> [TASK]: Pick every line from the data that holds the word "correlated".

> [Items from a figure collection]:

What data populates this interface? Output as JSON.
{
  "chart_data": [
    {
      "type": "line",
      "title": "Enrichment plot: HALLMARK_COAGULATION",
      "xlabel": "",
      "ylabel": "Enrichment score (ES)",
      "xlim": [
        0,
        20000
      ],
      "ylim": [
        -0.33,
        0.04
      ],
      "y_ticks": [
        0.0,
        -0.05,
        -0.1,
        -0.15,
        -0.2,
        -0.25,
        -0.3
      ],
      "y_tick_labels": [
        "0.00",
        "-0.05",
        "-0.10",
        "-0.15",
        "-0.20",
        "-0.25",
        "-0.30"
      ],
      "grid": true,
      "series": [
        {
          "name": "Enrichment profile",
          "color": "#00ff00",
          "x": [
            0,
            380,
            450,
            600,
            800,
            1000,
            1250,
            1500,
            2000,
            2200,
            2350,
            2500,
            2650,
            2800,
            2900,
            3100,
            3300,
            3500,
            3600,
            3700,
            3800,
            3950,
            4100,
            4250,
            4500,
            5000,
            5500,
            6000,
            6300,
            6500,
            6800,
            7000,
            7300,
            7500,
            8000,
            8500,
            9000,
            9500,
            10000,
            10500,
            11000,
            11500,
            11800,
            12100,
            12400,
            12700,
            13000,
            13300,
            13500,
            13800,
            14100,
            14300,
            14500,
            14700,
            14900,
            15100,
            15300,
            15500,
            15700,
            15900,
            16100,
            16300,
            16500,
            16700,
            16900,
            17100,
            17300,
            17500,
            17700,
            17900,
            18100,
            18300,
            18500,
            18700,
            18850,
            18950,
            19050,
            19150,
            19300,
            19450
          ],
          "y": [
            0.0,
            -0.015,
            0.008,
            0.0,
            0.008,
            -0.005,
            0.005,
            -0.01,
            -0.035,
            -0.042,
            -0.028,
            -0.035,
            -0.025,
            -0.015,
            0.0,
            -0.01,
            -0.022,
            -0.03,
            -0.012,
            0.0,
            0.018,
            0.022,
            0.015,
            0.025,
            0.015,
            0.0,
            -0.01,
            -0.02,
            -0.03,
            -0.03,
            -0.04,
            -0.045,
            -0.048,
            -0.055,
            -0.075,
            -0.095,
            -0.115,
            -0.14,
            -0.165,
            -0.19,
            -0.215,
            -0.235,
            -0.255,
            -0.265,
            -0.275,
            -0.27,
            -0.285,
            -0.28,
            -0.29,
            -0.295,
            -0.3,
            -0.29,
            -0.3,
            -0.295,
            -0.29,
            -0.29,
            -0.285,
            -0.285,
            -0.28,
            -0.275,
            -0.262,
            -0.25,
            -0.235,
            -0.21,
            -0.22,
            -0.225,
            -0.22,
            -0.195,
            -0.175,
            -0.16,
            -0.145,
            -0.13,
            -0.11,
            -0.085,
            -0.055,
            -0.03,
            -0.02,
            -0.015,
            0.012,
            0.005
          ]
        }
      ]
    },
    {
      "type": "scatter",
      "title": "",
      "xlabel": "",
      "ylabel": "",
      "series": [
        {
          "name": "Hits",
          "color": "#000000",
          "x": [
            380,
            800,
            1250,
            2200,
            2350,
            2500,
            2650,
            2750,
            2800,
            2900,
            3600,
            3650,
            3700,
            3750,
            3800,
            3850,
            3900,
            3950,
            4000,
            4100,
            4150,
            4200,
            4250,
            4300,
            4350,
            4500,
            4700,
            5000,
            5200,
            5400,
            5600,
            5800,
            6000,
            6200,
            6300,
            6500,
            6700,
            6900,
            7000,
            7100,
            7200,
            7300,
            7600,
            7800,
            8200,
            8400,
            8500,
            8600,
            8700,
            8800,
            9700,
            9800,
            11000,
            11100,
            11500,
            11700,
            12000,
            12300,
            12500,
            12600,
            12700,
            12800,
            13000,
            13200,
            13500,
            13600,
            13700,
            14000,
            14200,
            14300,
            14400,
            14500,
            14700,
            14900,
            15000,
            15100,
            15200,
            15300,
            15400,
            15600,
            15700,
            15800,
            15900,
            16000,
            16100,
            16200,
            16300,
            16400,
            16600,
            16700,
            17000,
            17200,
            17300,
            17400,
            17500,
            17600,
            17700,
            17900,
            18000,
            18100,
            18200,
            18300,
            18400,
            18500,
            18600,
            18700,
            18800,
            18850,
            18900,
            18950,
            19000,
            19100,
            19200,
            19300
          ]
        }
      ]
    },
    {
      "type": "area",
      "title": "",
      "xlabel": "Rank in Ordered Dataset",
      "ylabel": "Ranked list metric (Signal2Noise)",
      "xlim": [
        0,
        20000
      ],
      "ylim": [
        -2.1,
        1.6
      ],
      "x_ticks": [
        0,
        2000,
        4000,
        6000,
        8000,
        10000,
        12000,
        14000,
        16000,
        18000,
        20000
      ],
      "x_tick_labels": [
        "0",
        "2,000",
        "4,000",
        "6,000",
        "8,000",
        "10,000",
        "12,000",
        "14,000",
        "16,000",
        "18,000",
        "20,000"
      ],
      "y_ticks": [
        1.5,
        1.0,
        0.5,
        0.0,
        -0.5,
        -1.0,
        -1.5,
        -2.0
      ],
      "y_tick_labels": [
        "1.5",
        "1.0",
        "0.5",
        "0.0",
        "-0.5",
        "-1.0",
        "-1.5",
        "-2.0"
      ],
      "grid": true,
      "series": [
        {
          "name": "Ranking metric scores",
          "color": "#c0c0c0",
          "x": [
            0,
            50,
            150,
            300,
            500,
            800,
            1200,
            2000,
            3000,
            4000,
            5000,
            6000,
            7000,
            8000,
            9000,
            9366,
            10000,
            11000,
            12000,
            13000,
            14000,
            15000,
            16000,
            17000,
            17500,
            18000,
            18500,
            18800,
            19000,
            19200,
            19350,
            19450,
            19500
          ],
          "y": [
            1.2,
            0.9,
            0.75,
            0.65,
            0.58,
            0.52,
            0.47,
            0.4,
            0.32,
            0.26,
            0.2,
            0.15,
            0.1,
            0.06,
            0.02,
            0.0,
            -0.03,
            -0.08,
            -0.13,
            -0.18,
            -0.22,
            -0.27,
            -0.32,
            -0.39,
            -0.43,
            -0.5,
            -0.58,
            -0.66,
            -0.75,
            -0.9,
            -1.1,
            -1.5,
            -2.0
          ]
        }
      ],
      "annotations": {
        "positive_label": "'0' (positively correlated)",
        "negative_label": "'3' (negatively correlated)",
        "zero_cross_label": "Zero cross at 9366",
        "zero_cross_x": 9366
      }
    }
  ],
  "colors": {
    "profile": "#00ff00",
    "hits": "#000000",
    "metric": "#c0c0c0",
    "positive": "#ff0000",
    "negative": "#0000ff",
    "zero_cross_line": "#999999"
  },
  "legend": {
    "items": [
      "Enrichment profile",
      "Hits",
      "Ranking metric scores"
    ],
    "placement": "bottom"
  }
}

> [ANSWER FOR THE TASK]:
        "positive_label": "'0' (positively correlated)",
        "negative_label": "'3' (negatively correlated)",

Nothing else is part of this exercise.